↓↓↓
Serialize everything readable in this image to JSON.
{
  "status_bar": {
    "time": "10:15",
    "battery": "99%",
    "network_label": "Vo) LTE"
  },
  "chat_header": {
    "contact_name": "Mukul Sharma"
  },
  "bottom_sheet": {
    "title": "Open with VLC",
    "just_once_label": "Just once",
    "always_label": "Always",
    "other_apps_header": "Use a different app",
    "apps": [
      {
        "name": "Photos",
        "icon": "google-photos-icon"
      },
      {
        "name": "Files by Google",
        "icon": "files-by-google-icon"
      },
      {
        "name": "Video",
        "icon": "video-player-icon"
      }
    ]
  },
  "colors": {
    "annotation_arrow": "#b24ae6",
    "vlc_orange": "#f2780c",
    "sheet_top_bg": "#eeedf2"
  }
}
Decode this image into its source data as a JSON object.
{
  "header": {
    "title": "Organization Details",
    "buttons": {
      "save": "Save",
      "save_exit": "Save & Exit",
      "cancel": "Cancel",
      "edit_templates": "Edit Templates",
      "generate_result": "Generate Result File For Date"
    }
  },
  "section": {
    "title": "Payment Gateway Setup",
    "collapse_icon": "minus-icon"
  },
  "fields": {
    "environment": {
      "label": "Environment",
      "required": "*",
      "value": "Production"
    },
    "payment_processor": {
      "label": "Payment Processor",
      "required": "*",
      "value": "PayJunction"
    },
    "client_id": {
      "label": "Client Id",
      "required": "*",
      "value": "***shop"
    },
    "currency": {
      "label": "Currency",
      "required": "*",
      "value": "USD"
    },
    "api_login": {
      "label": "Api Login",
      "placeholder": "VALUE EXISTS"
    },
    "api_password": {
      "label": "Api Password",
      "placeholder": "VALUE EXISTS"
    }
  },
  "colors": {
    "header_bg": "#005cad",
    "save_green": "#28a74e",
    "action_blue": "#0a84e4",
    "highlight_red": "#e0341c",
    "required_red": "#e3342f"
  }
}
↑↑↑
The request: From the records above, work out how many lines contain the string "JSON". Give only the number.

Reply: 2